[Exercise objective] Restate, word for word, every line of the data.

[Records for this exercise]
====

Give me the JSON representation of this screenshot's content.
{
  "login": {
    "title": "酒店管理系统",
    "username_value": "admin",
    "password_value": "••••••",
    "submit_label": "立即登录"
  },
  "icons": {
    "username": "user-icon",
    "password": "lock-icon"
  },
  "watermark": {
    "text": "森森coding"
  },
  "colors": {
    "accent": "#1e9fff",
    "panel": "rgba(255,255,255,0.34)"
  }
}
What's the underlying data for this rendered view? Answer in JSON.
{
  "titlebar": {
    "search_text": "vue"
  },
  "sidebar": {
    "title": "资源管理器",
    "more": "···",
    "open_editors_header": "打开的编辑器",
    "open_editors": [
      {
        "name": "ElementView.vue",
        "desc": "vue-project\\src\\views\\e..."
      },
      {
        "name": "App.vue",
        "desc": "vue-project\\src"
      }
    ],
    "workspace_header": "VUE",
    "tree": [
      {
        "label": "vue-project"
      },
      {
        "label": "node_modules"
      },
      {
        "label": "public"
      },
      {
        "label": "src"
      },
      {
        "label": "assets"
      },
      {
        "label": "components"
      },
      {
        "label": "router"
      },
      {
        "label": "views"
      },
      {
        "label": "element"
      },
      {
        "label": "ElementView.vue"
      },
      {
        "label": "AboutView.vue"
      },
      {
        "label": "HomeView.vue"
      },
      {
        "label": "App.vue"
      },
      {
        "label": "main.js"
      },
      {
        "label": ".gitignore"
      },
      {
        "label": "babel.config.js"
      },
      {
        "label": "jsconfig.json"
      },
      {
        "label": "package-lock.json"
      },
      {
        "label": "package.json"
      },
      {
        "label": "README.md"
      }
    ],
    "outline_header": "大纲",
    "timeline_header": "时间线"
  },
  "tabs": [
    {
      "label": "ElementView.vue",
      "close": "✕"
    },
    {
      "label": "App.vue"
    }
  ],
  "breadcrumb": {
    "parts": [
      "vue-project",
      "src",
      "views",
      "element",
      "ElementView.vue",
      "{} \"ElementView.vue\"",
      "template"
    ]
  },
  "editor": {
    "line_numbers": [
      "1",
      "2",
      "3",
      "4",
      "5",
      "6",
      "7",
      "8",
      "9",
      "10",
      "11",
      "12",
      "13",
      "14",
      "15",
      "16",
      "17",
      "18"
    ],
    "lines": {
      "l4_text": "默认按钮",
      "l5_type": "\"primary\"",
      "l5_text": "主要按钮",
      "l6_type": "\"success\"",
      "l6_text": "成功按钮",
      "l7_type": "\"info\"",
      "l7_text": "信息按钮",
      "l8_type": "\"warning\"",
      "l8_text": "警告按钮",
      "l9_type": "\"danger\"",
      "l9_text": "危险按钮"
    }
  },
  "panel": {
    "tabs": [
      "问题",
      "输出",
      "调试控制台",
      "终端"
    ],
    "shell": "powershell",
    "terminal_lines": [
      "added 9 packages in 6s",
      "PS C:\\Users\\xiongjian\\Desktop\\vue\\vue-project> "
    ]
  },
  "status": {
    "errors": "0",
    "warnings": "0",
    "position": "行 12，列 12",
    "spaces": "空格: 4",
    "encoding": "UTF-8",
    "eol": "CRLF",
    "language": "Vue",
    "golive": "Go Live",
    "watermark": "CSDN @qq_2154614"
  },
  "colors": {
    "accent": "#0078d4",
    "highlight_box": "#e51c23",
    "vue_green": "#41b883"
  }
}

====

[Solution to this problem]
Give me the JSON representation of this screenshot's content.
{
  "login": {
    "title": "酒店管理系统",
    "username_value": "admin",
    "password_value": "••••••",
    "submit_label": "立即登录"
  },
  "icons": {
    "username": "user-icon",
    "password": "lock-icon"
  },
  "watermark": {
    "text": "森森coding"
  },
  "colors": {
    "accent": "#1e9fff",
    "panel": "rgba(255,255,255,0.34)"
  }
}
What's the underlying data for this rendered view? Answer in JSON.
{
  "titlebar": {
    "search_text": "vue"
  },
  "sidebar": {
    "title": "资源管理器",
    "more": "···",
    "open_editors_header": "打开的编辑器",
    "open_editors": [
      {
        "name": "ElementView.vue",
        "desc": "vue-project\\src\\views\\e..."
      },
      {
        "name": "App.vue",
        "desc": "vue-project\\src"
      }
    ],
    "workspace_header": "VUE",
    "tree": [
      {
        "label": "vue-project"
      },
      {
        "label": "node_modules"
      },
      {
        "label": "public"
      },
      {
        "label": "src"
      },
      {
        "label": "assets"
      },
      {
        "label": "components"
      },
      {
        "label": "router"
      },
      {
        "label": "views"
      },
      {
        "label": "element"
      },
      {
        "label": "ElementView.vue"
      },
      {
        "label": "AboutView.vue"
      },
      {
        "label": "HomeView.vue"
      },
      {
        "label": "App.vue"
      },
      {
        "label": "main.js"
      },
      {
        "label": ".gitignore"
      },
      {
        "label": "babel.config.js"
      },
      {
        "label": "jsconfig.json"
      },
      {
        "label": "package-lock.json"
      },
      {
        "label": "package.json"
      },
      {
        "label": "README.md"
      }
    ],
    "outline_header": "大纲",
    "timeline_header": "时间线"
  },
  "tabs": [
    {
      "label": "ElementView.vue",
      "close": "✕"
    },
    {
      "label": "App.vue"
    }
  ],
  "breadcrumb": {
    "parts": [
      "vue-project",
      "src",
      "views",
      "element",
      "ElementView.vue",
      "{} \"ElementView.vue\"",
      "template"
    ]
  },
  "editor": {
    "line_numbers": [
      "1",
      "2",
      "3",
      "4",
      "5",
      "6",
      "7",
      "8",
      "9",
      "10",
      "11",
      "12",
      "13",
      "14",
      "15",
      "16",
      "17",
      "18"
    ],
    "lines": {
      "l4_text": "默认按钮",
      "l5_type": "\"primary\"",
      "l5_text": "主要按钮",
      "l6_type": "\"success\"",
      "l6_text": "成功按钮",
      "l7_type": "\"info\"",
      "l7_text": "信息按钮",
      "l8_type": "\"warning\"",
      "l8_text": "警告按钮",
      "l9_type": "\"danger\"",
      "l9_text": "危险按钮"
    }
  },
  "panel": {
    "tabs": [
      "问题",
      "输出",
      "调试控制台",
      "终端"
    ],
    "shell": "powershell",
    "terminal_lines": [
      "added 9 packages in 6s",
      "PS C:\\Users\\xiongjian\\Desktop\\vue\\vue-project> "
    ]
  },
  "status": {
    "errors": "0",
    "warnings": "0",
    "position": "行 12，列 12",
    "spaces": "空格: 4",
    "encoding": "UTF-8",
    "eol": "CRLF",
    "language": "Vue",
    "golive": "Go Live",
    "watermark": "CSDN @qq_2154614"
  },
  "colors": {
    "accent": "#0078d4",
    "highlight_box": "#e51c23",
    "vue_green": "#41b883"
  }
}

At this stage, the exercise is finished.